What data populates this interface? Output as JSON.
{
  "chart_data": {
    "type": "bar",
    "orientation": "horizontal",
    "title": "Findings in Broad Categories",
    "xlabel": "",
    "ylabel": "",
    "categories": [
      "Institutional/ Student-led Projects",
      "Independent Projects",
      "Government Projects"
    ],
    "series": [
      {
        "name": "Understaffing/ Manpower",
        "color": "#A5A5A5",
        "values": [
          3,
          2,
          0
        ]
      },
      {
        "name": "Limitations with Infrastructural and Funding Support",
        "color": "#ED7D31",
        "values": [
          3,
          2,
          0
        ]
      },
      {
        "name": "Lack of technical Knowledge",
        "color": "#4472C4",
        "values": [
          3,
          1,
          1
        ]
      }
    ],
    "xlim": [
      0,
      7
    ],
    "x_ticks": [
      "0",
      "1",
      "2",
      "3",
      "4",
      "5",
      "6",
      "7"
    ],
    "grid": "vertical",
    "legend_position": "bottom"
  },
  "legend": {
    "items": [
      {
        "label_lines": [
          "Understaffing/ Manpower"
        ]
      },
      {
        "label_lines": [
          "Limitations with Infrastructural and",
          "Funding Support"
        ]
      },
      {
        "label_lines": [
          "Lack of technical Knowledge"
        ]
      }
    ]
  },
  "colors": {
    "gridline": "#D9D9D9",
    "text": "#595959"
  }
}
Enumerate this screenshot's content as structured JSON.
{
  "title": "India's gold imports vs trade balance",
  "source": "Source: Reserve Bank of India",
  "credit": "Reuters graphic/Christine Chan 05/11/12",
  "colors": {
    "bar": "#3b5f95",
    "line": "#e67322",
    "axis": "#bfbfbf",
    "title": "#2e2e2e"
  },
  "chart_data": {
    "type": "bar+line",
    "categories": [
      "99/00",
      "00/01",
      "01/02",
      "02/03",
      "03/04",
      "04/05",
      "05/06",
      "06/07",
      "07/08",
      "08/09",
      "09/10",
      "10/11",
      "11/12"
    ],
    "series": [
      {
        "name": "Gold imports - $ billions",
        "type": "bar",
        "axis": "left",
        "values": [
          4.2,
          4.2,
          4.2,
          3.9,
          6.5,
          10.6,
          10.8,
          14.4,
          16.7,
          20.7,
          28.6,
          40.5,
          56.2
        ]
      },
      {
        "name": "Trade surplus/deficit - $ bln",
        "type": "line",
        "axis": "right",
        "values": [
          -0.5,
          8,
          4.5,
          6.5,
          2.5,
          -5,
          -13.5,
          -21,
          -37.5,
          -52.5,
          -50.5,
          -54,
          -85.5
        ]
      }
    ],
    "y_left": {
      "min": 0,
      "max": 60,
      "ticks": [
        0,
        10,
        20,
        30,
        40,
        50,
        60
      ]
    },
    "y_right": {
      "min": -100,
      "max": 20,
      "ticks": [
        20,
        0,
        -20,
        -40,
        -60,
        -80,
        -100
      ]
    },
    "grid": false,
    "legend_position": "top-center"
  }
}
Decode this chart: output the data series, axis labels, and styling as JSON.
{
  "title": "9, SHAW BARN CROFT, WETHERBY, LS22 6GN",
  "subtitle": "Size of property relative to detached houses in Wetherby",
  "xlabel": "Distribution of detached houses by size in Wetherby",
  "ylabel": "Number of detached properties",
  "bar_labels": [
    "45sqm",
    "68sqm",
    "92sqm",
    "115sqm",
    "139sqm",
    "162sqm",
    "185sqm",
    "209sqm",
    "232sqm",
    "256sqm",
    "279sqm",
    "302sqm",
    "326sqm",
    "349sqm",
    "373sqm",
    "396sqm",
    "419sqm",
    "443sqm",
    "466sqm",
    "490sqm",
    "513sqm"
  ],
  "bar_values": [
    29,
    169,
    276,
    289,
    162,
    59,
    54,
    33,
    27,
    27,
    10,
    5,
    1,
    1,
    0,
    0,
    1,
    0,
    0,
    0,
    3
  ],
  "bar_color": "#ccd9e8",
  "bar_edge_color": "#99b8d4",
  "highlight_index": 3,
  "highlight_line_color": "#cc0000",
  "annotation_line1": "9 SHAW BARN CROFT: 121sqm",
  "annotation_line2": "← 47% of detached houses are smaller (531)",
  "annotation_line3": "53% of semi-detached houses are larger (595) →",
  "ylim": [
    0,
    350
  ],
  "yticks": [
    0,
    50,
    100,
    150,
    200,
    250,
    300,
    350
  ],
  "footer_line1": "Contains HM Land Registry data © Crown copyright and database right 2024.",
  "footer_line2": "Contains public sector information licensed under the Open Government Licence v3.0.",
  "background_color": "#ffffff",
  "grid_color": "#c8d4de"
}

..............................

List the lines of the entries that include "Knowledge".

        "name": "Lack of technical Knowledge",
          "Lack of technical Knowledge"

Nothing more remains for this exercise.